:: Task statement ::
The response should be a faithful copy of every record, with nothing left out.
Data excerpts Block Start
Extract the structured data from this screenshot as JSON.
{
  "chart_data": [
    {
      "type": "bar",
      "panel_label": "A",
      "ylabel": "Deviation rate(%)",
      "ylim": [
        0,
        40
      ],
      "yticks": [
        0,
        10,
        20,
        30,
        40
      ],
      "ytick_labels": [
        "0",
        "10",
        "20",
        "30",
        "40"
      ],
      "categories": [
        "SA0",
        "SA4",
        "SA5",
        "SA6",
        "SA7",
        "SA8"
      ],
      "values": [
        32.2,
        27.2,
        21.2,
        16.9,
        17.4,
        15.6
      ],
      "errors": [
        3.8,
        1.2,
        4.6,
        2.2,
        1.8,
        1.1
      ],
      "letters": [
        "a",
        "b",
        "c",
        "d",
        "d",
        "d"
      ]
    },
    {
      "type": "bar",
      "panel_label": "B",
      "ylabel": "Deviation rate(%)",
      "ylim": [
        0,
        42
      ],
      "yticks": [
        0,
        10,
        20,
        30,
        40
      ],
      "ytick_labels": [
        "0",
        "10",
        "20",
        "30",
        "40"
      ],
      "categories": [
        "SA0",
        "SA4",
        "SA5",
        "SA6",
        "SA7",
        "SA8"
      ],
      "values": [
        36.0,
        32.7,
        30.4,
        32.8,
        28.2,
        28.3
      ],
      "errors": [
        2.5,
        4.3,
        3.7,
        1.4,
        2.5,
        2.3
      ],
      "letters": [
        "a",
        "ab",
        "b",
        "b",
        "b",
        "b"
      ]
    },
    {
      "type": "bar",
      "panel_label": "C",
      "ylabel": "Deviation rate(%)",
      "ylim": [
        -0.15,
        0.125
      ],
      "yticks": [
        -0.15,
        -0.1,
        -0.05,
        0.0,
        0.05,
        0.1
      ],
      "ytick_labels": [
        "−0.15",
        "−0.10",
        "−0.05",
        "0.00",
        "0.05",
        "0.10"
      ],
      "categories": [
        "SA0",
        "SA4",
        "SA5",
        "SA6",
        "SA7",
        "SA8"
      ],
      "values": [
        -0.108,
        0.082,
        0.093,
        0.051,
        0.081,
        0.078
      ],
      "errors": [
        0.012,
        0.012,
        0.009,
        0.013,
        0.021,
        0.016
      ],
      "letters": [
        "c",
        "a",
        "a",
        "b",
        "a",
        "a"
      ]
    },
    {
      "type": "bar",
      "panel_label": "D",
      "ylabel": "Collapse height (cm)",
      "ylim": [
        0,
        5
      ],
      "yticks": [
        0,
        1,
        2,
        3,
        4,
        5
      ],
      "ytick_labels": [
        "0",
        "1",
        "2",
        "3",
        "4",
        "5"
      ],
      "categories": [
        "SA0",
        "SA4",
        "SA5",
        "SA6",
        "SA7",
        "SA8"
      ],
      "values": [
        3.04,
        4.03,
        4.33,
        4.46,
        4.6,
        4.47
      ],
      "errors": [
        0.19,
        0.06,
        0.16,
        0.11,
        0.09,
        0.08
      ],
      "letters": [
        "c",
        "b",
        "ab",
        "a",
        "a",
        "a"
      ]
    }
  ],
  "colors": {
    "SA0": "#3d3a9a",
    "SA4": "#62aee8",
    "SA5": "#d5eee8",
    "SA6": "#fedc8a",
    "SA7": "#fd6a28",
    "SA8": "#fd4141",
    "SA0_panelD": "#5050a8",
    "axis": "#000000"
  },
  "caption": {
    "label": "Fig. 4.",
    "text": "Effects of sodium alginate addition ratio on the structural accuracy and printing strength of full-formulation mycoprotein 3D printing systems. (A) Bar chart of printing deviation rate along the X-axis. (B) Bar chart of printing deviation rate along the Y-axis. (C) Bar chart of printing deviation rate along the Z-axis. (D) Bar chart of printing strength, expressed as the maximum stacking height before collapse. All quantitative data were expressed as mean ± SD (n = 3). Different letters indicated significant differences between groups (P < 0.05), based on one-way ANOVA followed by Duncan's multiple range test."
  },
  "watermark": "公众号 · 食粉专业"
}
Data excerpts Block End
:: Response area ::
Extract the structured data from this screenshot as JSON.
{
  "chart_data": [
    {
      "type": "bar",
      "panel_label": "A",
      "ylabel": "Deviation rate(%)",
      "ylim": [
        0,
        40
      ],
      "yticks": [
        0,
        10,
        20,
        30,
        40
      ],
      "ytick_labels": [
        "0",
        "10",
        "20",
        "30",
        "40"
      ],
      "categories": [
        "SA0",
        "SA4",
        "SA5",
        "SA6",
        "SA7",
        "SA8"
      ],
      "values": [
        32.2,
        27.2,
        21.2,
        16.9,
        17.4,
        15.6
      ],
      "errors": [
        3.8,
        1.2,
        4.6,
        2.2,
        1.8,
        1.1
      ],
      "letters": [
        "a",
        "b",
        "c",
        "d",
        "d",
        "d"
      ]
    },
    {
      "type": "bar",
      "panel_label": "B",
      "ylabel": "Deviation rate(%)",
      "ylim": [
        0,
        42
      ],
      "yticks": [
        0,
        10,
        20,
        30,
        40
      ],
      "ytick_labels": [
        "0",
        "10",
        "20",
        "30",
        "40"
      ],
      "categories": [
        "SA0",
        "SA4",
        "SA5",
        "SA6",
        "SA7",
        "SA8"
      ],
      "values": [
        36.0,
        32.7,
        30.4,
        32.8,
        28.2,
        28.3
      ],
      "errors": [
        2.5,
        4.3,
        3.7,
        1.4,
        2.5,
        2.3
      ],
      "letters": [
        "a",
        "ab",
        "b",
        "b",
        "b",
        "b"
      ]
    },
    {
      "type": "bar",
      "panel_label": "C",
      "ylabel": "Deviation rate(%)",
      "ylim": [
        -0.15,
        0.125
      ],
      "yticks": [
        -0.15,
        -0.1,
        -0.05,
        0.0,
        0.05,
        0.1
      ],
      "ytick_labels": [
        "−0.15",
        "−0.10",
        "−0.05",
        "0.00",
        "0.05",
        "0.10"
      ],
      "categories": [
        "SA0",
        "SA4",
        "SA5",
        "SA6",
        "SA7",
        "SA8"
      ],
      "values": [
        -0.108,
        0.082,
        0.093,
        0.051,
        0.081,
        0.078
      ],
      "errors": [
        0.012,
        0.012,
        0.009,
        0.013,
        0.021,
        0.016
      ],
      "letters": [
        "c",
        "a",
        "a",
        "b",
        "a",
        "a"
      ]
    },
    {
      "type": "bar",
      "panel_label": "D",
      "ylabel": "Collapse height (cm)",
      "ylim": [
        0,
        5
      ],
      "yticks": [
        0,
        1,
        2,
        3,
        4,
        5
      ],
      "ytick_labels": [
        "0",
        "1",
        "2",
        "3",
        "4",
        "5"
      ],
      "categories": [
        "SA0",
        "SA4",
        "SA5",
        "SA6",
        "SA7",
        "SA8"
      ],
      "values": [
        3.04,
        4.03,
        4.33,
        4.46,
        4.6,
        4.47
      ],
      "errors": [
        0.19,
        0.06,
        0.16,
        0.11,
        0.09,
        0.08
      ],
      "letters": [
        "c",
        "b",
        "ab",
        "a",
        "a",
        "a"
      ]
    }
  ],
  "colors": {
    "SA0": "#3d3a9a",
    "SA4": "#62aee8",
    "SA5": "#d5eee8",
    "SA6": "#fedc8a",
    "SA7": "#fd6a28",
    "SA8": "#fd4141",
    "SA0_panelD": "#5050a8",
    "axis": "#000000"
  },
  "caption": {
    "label": "Fig. 4.",
    "text": "Effects of sodium alginate addition ratio on the structural accuracy and printing strength of full-formulation mycoprotein 3D printing systems. (A) Bar chart of printing deviation rate along the X-axis. (B) Bar chart of printing deviation rate along the Y-axis. (C) Bar chart of printing deviation rate along the Z-axis. (D) Bar chart of printing strength, expressed as the maximum stacking height before collapse. All quantitative data were expressed as mean ± SD (n = 3). Different letters indicated significant differences between groups (P < 0.05), based on one-way ANOVA followed by Duncan's multiple range test."
  },
  "watermark": "公众号 · 食粉专业"
}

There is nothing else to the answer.